*Task objective:*
With nothing added or left out, output the listing that follows.

*Records supplied:*
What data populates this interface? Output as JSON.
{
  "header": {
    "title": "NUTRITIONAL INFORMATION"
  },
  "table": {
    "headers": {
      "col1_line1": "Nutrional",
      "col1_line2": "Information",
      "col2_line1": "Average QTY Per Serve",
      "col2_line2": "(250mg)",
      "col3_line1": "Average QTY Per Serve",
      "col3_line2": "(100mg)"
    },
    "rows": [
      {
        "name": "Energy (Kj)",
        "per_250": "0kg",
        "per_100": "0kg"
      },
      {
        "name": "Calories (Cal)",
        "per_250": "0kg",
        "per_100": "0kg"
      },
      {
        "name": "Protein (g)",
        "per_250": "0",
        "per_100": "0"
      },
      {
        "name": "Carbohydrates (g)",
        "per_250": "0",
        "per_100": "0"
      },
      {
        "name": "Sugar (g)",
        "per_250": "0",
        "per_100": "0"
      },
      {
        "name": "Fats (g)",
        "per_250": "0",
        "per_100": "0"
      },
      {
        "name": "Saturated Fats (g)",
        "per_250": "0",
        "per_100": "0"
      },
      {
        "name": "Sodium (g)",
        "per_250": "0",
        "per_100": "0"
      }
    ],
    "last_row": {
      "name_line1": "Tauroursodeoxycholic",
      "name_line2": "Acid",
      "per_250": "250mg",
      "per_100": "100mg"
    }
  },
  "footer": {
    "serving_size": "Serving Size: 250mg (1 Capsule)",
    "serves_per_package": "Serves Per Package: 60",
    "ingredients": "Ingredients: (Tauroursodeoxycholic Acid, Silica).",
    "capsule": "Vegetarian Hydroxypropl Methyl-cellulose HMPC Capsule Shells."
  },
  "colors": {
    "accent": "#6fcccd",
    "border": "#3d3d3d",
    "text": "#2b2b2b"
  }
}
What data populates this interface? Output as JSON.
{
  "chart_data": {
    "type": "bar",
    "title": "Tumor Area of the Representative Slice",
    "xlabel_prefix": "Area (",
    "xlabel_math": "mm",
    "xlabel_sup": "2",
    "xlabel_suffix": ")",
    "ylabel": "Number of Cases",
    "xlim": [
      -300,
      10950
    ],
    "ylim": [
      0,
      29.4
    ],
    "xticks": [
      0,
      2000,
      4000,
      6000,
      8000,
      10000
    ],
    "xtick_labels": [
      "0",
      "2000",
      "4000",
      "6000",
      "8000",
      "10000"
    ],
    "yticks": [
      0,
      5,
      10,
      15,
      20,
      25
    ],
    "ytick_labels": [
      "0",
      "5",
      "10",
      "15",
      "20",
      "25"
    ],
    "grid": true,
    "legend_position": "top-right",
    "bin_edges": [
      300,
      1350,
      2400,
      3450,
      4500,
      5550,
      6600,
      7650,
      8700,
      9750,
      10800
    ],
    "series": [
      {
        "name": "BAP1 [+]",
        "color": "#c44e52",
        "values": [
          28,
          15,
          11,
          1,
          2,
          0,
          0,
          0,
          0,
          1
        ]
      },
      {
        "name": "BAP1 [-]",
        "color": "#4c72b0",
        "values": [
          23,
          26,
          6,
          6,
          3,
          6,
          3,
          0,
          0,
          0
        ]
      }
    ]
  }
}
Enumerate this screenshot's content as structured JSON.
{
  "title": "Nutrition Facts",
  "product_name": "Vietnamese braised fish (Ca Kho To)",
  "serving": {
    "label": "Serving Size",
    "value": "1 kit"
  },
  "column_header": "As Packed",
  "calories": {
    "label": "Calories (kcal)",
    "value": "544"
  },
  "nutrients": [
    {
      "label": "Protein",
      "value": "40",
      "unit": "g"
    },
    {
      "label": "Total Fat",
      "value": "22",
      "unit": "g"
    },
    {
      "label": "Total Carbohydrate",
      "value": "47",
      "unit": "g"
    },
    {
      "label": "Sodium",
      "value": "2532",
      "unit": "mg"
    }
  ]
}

*Exercise solution:*
What data populates this interface? Output as JSON.
{
  "header": {
    "title": "NUTRITIONAL INFORMATION"
  },
  "table": {
    "headers": {
      "col1_line1": "Nutrional",
      "col1_line2": "Information",
      "col2_line1": "Average QTY Per Serve",
      "col2_line2": "(250mg)",
      "col3_line1": "Average QTY Per Serve",
      "col3_line2": "(100mg)"
    },
    "rows": [
      {
        "name": "Energy (Kj)",
        "per_250": "0kg",
        "per_100": "0kg"
      },
      {
        "name": "Calories (Cal)",
        "per_250": "0kg",
        "per_100": "0kg"
      },
      {
        "name": "Protein (g)",
        "per_250": "0",
        "per_100": "0"
      },
      {
        "name": "Carbohydrates (g)",
        "per_250": "0",
        "per_100": "0"
      },
      {
        "name": "Sugar (g)",
        "per_250": "0",
        "per_100": "0"
      },
      {
        "name": "Fats (g)",
        "per_250": "0",
        "per_100": "0"
      },
      {
        "name": "Saturated Fats (g)",
        "per_250": "0",
        "per_100": "0"
      },
      {
        "name": "Sodium (g)",
        "per_250": "0",
        "per_100": "0"
      }
    ],
    "last_row": {
      "name_line1": "Tauroursodeoxycholic",
      "name_line2": "Acid",
      "per_250": "250mg",
      "per_100": "100mg"
    }
  },
  "footer": {
    "serving_size": "Serving Size: 250mg (1 Capsule)",
    "serves_per_package": "Serves Per Package: 60",
    "ingredients": "Ingredients: (Tauroursodeoxycholic Acid, Silica).",
    "capsule": "Vegetarian Hydroxypropl Methyl-cellulose HMPC Capsule Shells."
  },
  "colors": {
    "accent": "#6fcccd",
    "border": "#3d3d3d",
    "text": "#2b2b2b"
  }
}
What data populates this interface? Output as JSON.
{
  "chart_data": {
    "type": "bar",
    "title": "Tumor Area of the Representative Slice",
    "xlabel_prefix": "Area (",
    "xlabel_math": "mm",
    "xlabel_sup": "2",
    "xlabel_suffix": ")",
    "ylabel": "Number of Cases",
    "xlim": [
      -300,
      10950
    ],
    "ylim": [
      0,
      29.4
    ],
    "xticks": [
      0,
      2000,
      4000,
      6000,
      8000,
      10000
    ],
    "xtick_labels": [
      "0",
      "2000",
      "4000",
      "6000",
      "8000",
      "10000"
    ],
    "yticks": [
      0,
      5,
      10,
      15,
      20,
      25
    ],
    "ytick_labels": [
      "0",
      "5",
      "10",
      "15",
      "20",
      "25"
    ],
    "grid": true,
    "legend_position": "top-right",
    "bin_edges": [
      300,
      1350,
      2400,
      3450,
      4500,
      5550,
      6600,
      7650,
      8700,
      9750,
      10800
    ],
    "series": [
      {
        "name": "BAP1 [+]",
        "color": "#c44e52",
        "values": [
          28,
          15,
          11,
          1,
          2,
          0,
          0,
          0,
          0,
          1
        ]
      },
      {
        "name": "BAP1 [-]",
        "color": "#4c72b0",
        "values": [
          23,
          26,
          6,
          6,
          3,
          6,
          3,
          0,
          0,
          0
        ]
      }
    ]
  }
}
Enumerate this screenshot's content as structured JSON.
{
  "title": "Nutrition Facts",
  "product_name": "Vietnamese braised fish (Ca Kho To)",
  "serving": {
    "label": "Serving Size",
    "value": "1 kit"
  },
  "column_header": "As Packed",
  "calories": {
    "label": "Calories (kcal)",
    "value": "544"
  },
  "nutrients": [
    {
      "label": "Protein",
      "value": "40",
      "unit": "g"
    },
    {
      "label": "Total Fat",
      "value": "22",
      "unit": "g"
    },
    {
      "label": "Total Carbohydrate",
      "value": "47",
      "unit": "g"
    },
    {
      "label": "Sodium",
      "value": "2532",
      "unit": "mg"
    }
  ]
}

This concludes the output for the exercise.